### Data listing

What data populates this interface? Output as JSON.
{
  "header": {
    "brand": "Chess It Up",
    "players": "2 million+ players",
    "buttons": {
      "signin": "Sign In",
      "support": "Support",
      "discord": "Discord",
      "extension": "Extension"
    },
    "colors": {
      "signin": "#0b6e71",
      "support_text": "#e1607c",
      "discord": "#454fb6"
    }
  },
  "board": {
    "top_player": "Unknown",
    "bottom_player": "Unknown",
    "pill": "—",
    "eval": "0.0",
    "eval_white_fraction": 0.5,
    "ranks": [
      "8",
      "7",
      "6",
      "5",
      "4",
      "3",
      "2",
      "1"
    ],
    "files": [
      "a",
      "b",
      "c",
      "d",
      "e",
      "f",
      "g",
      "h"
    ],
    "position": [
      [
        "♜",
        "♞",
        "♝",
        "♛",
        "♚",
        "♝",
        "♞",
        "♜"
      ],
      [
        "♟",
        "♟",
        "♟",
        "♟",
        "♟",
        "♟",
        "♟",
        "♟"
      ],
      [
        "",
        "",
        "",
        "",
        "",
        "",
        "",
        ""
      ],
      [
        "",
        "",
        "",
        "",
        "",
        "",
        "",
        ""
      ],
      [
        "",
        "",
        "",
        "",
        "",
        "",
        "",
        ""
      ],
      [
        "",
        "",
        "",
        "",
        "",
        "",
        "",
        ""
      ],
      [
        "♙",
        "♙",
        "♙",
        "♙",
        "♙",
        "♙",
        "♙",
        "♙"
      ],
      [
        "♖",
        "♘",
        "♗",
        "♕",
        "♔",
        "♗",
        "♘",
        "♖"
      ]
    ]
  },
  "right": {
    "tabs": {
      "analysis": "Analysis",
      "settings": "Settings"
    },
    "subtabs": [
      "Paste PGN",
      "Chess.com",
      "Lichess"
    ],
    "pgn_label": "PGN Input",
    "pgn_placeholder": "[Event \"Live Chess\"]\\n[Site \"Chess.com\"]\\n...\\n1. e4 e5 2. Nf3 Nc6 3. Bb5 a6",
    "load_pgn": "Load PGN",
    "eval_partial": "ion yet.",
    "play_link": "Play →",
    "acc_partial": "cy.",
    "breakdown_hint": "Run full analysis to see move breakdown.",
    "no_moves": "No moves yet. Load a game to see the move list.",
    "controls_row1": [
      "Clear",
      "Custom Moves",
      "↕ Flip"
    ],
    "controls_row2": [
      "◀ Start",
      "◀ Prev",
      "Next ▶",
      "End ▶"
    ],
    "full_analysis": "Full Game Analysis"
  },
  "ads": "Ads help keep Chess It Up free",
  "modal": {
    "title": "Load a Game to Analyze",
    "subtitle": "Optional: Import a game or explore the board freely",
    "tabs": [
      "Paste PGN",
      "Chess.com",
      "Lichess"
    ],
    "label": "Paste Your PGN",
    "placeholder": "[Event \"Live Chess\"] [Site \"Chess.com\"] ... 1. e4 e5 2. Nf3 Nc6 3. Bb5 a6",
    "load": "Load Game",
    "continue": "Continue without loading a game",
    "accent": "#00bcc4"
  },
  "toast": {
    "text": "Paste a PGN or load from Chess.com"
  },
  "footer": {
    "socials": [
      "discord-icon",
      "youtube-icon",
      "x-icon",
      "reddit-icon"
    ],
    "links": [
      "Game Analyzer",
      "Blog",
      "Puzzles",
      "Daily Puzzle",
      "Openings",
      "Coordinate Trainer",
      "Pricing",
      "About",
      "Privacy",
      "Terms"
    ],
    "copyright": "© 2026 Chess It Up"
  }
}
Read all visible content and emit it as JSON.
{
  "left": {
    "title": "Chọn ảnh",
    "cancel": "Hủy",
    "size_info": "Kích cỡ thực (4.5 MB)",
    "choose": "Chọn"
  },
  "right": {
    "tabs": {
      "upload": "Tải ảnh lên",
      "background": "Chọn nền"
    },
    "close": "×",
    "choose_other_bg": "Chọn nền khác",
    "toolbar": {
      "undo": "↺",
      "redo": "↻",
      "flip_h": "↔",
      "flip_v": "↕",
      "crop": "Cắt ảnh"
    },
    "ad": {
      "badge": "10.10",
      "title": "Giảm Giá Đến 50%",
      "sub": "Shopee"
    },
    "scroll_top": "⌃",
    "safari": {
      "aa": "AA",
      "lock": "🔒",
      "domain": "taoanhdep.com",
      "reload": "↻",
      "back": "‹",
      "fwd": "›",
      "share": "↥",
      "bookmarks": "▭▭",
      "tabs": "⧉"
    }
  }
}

######

_Problem requirements_: Copy in full each line that holds the word "Event".

_Answer below_:
    "pgn_placeholder": "[Event \"Live Chess\"]\\n[Site \"Chess.com\"]\\n...\\n1. e4 e5 2. Nf3 Nc6 3. Bb5 a6",
    "placeholder": "[Event \"Live Chess\"] [Site \"Chess.com\"] ... 1. e4 e5 2. Nf3 Nc6 3. Bb5 a6",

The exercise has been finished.